▶ _KRÓTKIE ZADANIE A_
Jaką kwotę wynosi obecnie świadczenie pielęgnacyjne według artykułu o świadczeniu pielęgnacyjnym?
▶ _KRÓTKIE ZADANIE B_
Poprowadź dalej artykuł o świadczeniu pielęgnacyjnym, zaczynając po jego ostatnim zdaniu.

Nowe zasady przyznawania świadczenia pielęgnacyjnego niezgodne z konstytucją?
Rzecznik praw obywatelskich prof. Irena Lipowicz wystąpiła do Trybunału Konstytucyjnego z wnioskiem o stwierdzenie niezgodności zmian wprowadzonych w ustawie o świadczeniach rodzinnych z zasadą zaufania do państwa i prawa oraz zasadą ochrony konstytucyjnych praw nabytych.
Dokładnie chodzi o art. 11 ust. 1 i 3 ustawy z dnia 7 grudnia 2012 r. o zmianie ustawy o świadczeniach rodzinnych oraz niektórych innych ustaw (Dz. U. z 2012 r., poz. 1548). 1 lipca br. zmieniły się zasady przyznawania świadczenia pielęgnacyjnego – odtąd przysługuje ono tylko rodzicom i opiekunom dzieci z niepełnosprawnością. Kwota pomocy wzrosła o 100 zł – obecnie wynosi 620 zł, a do końca tego roku będzie wyższa o kolejne 200 zł. Wprowadzono także nowe świadczenie – specjalny zasiłek opiekuńczy w wysokości 520 zł, uzależniony od dochodu rodziny. Mogą się o niego starać osoby, na których ciąży obowiązek alimentacyjny. Dokładnie o nowych zasadach przyznawania świadczeń pisaliśmy tutaj.
Od lipca br. świadczenia pielęgnacyjnego nie otrzymują osoby, które miały takie uprawnienia przed 31 grudnia 2012 r., ale w tej chwili nie spełniają nowych kryteriów jego przyznawania. Właśnie te przepisy, które spowodowały wygaśnięcie nabytych uprawnień, RPO zaskarżyła do Trybunału Konstytucyjnego.
„W przedmiotowej sprawie doszło do naruszenia zasady zaufania obywatela do państwa i stanowionego przez nie prawa. Zasada ta opiera się na pewności prawa, a więc takim zespole cech przysługujących prawu, które zapewniają jednostce bezpieczeństwo prawne; umożliwiają jej decydowanie o swoim postępowaniu w oparciu o pełną znajomość przesłanek działania organów państwowych oraz konsekwencji prawnych, jakie jej działania mogą pociągnąć za sobą (wyrok z 19 marca 2007 r., K 47/05). Zasada ta określana jest w orzecznictwie Trybunału Konstytucyjnego także jako zasada lojalności państwa wobec adresata norm prawnych” – pisze w swoim wystąpieniu do TK rzecznik praw obywatelskich.
Pułapka prawna
Prof. Lipowicz podkreśla, że podejmowane przez ustawodawcę nowe unormowania nie mogą zaskakiwać ich adresatów, którzy powinni mieć czas na dostosowanie się do nowych regulacji, szczególnie gdy dotyczy to osób o ograniczonej zdolności adaptacyjnej. Zwraca także uwagę na wyjątkową niestabilność ustawodawstwa w zakresie świadczeń rodzinnych.

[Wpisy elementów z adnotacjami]

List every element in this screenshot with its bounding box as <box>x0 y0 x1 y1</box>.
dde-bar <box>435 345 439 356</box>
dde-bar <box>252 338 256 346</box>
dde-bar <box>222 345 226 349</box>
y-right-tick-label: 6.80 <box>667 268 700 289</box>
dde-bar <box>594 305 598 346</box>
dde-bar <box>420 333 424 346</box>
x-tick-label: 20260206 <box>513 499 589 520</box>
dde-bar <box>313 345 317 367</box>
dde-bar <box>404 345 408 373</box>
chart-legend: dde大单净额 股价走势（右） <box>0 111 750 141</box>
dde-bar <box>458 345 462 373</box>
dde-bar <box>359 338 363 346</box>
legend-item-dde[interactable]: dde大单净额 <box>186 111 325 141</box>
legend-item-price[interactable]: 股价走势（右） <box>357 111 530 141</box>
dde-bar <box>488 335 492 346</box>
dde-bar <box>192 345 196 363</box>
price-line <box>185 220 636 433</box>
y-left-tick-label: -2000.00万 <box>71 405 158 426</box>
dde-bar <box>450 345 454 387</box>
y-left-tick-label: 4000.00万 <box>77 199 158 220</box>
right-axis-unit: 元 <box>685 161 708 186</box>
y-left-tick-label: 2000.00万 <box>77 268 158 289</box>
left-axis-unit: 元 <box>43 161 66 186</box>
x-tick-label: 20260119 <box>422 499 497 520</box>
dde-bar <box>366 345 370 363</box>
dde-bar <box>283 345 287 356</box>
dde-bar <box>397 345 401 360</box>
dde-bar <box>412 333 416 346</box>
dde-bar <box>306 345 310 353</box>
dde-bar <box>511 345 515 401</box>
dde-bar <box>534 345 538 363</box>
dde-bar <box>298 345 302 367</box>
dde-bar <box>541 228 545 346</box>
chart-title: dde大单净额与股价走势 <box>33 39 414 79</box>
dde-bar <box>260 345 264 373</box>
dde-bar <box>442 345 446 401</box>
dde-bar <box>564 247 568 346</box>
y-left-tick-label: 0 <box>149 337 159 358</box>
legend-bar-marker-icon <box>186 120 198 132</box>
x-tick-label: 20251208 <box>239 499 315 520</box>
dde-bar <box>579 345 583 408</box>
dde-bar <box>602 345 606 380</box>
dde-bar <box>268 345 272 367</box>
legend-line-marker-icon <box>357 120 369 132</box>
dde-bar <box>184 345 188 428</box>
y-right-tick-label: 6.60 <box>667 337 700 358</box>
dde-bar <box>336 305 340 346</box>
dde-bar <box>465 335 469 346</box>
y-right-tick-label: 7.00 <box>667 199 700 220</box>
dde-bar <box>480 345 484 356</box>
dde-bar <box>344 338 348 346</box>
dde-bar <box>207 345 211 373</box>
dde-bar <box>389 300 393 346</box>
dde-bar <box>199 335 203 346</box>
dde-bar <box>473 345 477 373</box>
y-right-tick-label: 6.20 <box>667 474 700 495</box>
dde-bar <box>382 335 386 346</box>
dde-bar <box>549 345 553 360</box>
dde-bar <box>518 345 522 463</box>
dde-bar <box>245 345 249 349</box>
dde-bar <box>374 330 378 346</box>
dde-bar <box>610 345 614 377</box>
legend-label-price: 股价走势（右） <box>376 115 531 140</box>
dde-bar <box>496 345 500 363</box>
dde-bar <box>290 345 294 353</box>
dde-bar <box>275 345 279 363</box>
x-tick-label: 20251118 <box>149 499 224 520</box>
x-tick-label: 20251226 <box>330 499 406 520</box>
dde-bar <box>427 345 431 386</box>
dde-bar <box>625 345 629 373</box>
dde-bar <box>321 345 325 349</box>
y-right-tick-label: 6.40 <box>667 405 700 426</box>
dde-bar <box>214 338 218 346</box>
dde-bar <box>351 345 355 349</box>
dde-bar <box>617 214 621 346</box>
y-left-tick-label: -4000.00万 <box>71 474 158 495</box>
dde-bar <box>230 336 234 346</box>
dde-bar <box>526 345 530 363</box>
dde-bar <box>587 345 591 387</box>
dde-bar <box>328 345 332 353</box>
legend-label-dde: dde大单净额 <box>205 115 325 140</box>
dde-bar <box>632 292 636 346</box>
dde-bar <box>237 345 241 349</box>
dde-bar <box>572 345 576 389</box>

▶ _POPRAWNA ODPOWIEDŹ A_
Obecnie wynosi 620 zł.

▶ _POPRAWNA ODPOWIEDŹ B_
„Projektodawcy, mając świadomość konieczności zwiększenia środków budżetowych powodowanych rozszerzeniem uprawnionych do świadczeń pielęgnacyjnych w związku z wykonaniem wyroków Trybunału Konstytucyjnego z dnia 18 lipca 2008 r. (P 27/07) oraz z dnia 22 lipca 2008 r. (P 41/07), przygotowali w 2009 r. kolejne zmiany ustawy świadczeniowej w ustawie z dnia 19 listopada 2009 r. o zmianie ustaw związanych z realizacją wydatków budżetowych, która weszła w życie z dniem 1 stycznia 2010 r. Jak wynika z uzasadnienia projektu tych zmian, ich założeniem było zniesienie kryterium dochodowego, obowiązującego przy ubieganiu się o prawo do świadczenia pielęgnacyjnego, w celu objęcia pomocą wszystkich osób, które zrezygnowały z zatrudnienia z powodu konieczności sprawowania opieki nad niepełnosprawnym członkiem rodziny. Po dwóch latach obowiązywania tej regulacji okazało się, że ciężar sfinansowania wypłat świadczeń opiekuńczych przekracza możliwości finansowe państwa i potrzebna jest racjonalizacja zasad przyznawania świadczenia pielęgnacyjnego, przeprowadzona z dniem 1 stycznia 2013 r.” – przypomina RPO.
Pułapka prawna polega według prof. Lipowicz na tym, że obywatel, opierając się na dokonanej przez organ władzy publicznej ocenie przesłanek nabycia prawa do świadczenia pielęgnacyjnego, podejmował w ostatnich latach istotne decyzje życiowe, jak rezygnacja z zatrudnienia lub niepodejmowanie zatrudnienia, a następnie – w świetle nowych regulacji – stracił prawo do tego świadczenia, ponosząc wszelkie konsekwencje zmiany ustawy.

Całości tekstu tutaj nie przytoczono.